■ **Material provided**
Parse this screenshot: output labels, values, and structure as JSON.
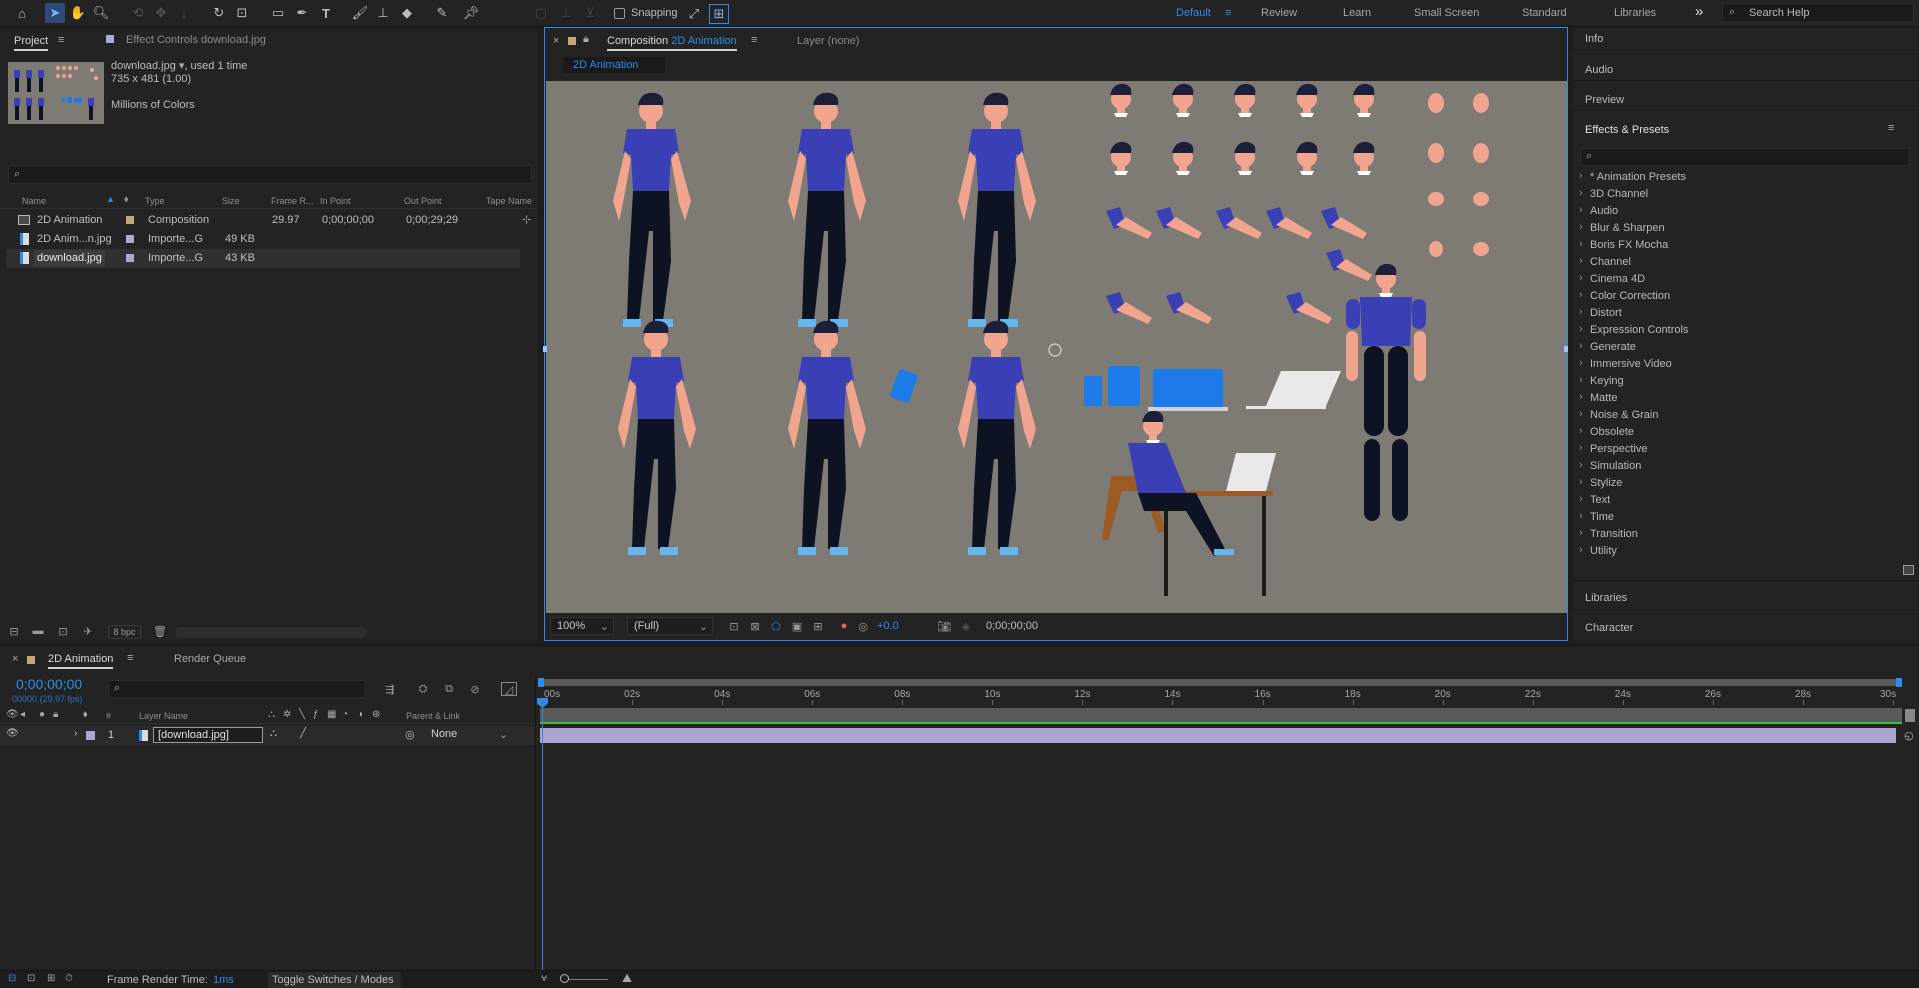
{
  "toolbar": {
    "snapping_label": "Snapping",
    "workspaces": [
      "Default",
      "Review",
      "Learn",
      "Small Screen",
      "Standard",
      "Libraries"
    ],
    "search_placeholder": "Search Help",
    "more_icon": "»"
  },
  "project_panel": {
    "tab_label": "Project",
    "effect_controls_label": "Effect Controls download.jpg",
    "asset_name": "download.jpg",
    "asset_usage": ", used 1 time",
    "asset_dims": "735 x 481 (1.00)",
    "asset_colors": "Millions of Colors",
    "columns": [
      "Name",
      "Type",
      "Size",
      "Frame R...",
      "In Point",
      "Out Point",
      "Tape Name"
    ],
    "items": [
      {
        "name": "2D Animation",
        "type": "Composition",
        "size": "",
        "fps": "29.97",
        "in": "0;00;00;00",
        "out": "0;00;29;29",
        "color": "#c2a77a"
      },
      {
        "name": "2D Anim...n.jpg",
        "type": "Importe...G",
        "size": "49 KB",
        "fps": "",
        "in": "",
        "out": "",
        "color": "#a9a9d6"
      },
      {
        "name": "download.jpg",
        "type": "Importe...G",
        "size": "43 KB",
        "fps": "",
        "in": "",
        "out": "",
        "color": "#a9a9d6"
      }
    ],
    "bpc_label": "8 bpc"
  },
  "composition_panel": {
    "tab_prefix": "Composition",
    "tab_name": "2D Animation",
    "layer_tab": "Layer (none)",
    "breadcrumb": "2D Animation",
    "zoom": "100%",
    "resolution": "(Full)",
    "exposure": "+0.0",
    "timecode": "0;00;00;00"
  },
  "right_panel": {
    "collapsed": [
      "Info",
      "Audio",
      "Preview"
    ],
    "effects_title": "Effects & Presets",
    "effects": [
      "* Animation Presets",
      "3D Channel",
      "Audio",
      "Blur & Sharpen",
      "Boris FX Mocha",
      "Channel",
      "Cinema 4D",
      "Color Correction",
      "Distort",
      "Expression Controls",
      "Generate",
      "Immersive Video",
      "Keying",
      "Matte",
      "Noise & Grain",
      "Obsolete",
      "Perspective",
      "Simulation",
      "Stylize",
      "Text",
      "Time",
      "Transition",
      "Utility"
    ],
    "bottom": [
      "Libraries",
      "Character"
    ]
  },
  "timeline": {
    "tab_label": "2D Animation",
    "render_queue_label": "Render Queue",
    "current_time": "0;00;00;00",
    "fps_label": "00000 (29.97 fps)",
    "layer_name_header": "Layer Name",
    "parent_header": "Parent & Link",
    "hash_header": "#",
    "ruler": [
      "00s",
      "02s",
      "04s",
      "06s",
      "08s",
      "10s",
      "12s",
      "14s",
      "16s",
      "18s",
      "20s",
      "22s",
      "24s",
      "26s",
      "28s",
      "30s"
    ],
    "layers": [
      {
        "index": "1",
        "name": "[download.jpg]",
        "parent": "None"
      }
    ]
  },
  "status_bar": {
    "render_time_label": "Frame Render Time:",
    "render_time_value": "1ms",
    "toggle_label": "Toggle Switches / Modes"
  },
  "colors": {
    "accent": "#2d8ceb",
    "panel": "#232323",
    "background": "#1d1d1d",
    "canvas": "#7d7b74",
    "shirt": "#3a3fb6",
    "skin": "#f2a58e",
    "pants": "#0d1322",
    "layer_bar": "#a9a5cf"
  }
}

■ **Prompt**
Except for the pictures, give all the material above again verbatim.

■ **Exercise output**
Parse this screenshot: output labels, values, and structure as JSON.
{
  "toolbar": {
    "snapping_label": "Snapping",
    "workspaces": [
      "Default",
      "Review",
      "Learn",
      "Small Screen",
      "Standard",
      "Libraries"
    ],
    "search_placeholder": "Search Help",
    "more_icon": "»"
  },
  "project_panel": {
    "tab_label": "Project",
    "effect_controls_label": "Effect Controls download.jpg",
    "asset_name": "download.jpg",
    "asset_usage": ", used 1 time",
    "asset_dims": "735 x 481 (1.00)",
    "asset_colors": "Millions of Colors",
    "columns": [
      "Name",
      "Type",
      "Size",
      "Frame R...",
      "In Point",
      "Out Point",
      "Tape Name"
    ],
    "items": [
      {
        "name": "2D Animation",
        "type": "Composition",
        "size": "",
        "fps": "29.97",
        "in": "0;00;00;00",
        "out": "0;00;29;29",
        "color": "#c2a77a"
      },
      {
        "name": "2D Anim...n.jpg",
        "type": "Importe...G",
        "size": "49 KB",
        "fps": "",
        "in": "",
        "out": "",
        "color": "#a9a9d6"
      },
      {
        "name": "download.jpg",
        "type": "Importe...G",
        "size": "43 KB",
        "fps": "",
        "in": "",
        "out": "",
        "color": "#a9a9d6"
      }
    ],
    "bpc_label": "8 bpc"
  },
  "composition_panel": {
    "tab_prefix": "Composition",
    "tab_name": "2D Animation",
    "layer_tab": "Layer (none)",
    "breadcrumb": "2D Animation",
    "zoom": "100%",
    "resolution": "(Full)",
    "exposure": "+0.0",
    "timecode": "0;00;00;00"
  },
  "right_panel": {
    "collapsed": [
      "Info",
      "Audio",
      "Preview"
    ],
    "effects_title": "Effects & Presets",
    "effects": [
      "* Animation Presets",
      "3D Channel",
      "Audio",
      "Blur & Sharpen",
      "Boris FX Mocha",
      "Channel",
      "Cinema 4D",
      "Color Correction",
      "Distort",
      "Expression Controls",
      "Generate",
      "Immersive Video",
      "Keying",
      "Matte",
      "Noise & Grain",
      "Obsolete",
      "Perspective",
      "Simulation",
      "Stylize",
      "Text",
      "Time",
      "Transition",
      "Utility"
    ],
    "bottom": [
      "Libraries",
      "Character"
    ]
  },
  "timeline": {
    "tab_label": "2D Animation",
    "render_queue_label": "Render Queue",
    "current_time": "0;00;00;00",
    "fps_label": "00000 (29.97 fps)",
    "layer_name_header": "Layer Name",
    "parent_header": "Parent & Link",
    "hash_header": "#",
    "ruler": [
      "00s",
      "02s",
      "04s",
      "06s",
      "08s",
      "10s",
      "12s",
      "14s",
      "16s",
      "18s",
      "20s",
      "22s",
      "24s",
      "26s",
      "28s",
      "30s"
    ],
    "layers": [
      {
        "index": "1",
        "name": "[download.jpg]",
        "parent": "None"
      }
    ]
  },
  "status_bar": {
    "render_time_label": "Frame Render Time:",
    "render_time_value": "1ms",
    "toggle_label": "Toggle Switches / Modes"
  },
  "colors": {
    "accent": "#2d8ceb",
    "panel": "#232323",
    "background": "#1d1d1d",
    "canvas": "#7d7b74",
    "shirt": "#3a3fb6",
    "skin": "#f2a58e",
    "pants": "#0d1322",
    "layer_bar": "#a9a5cf"
  }
}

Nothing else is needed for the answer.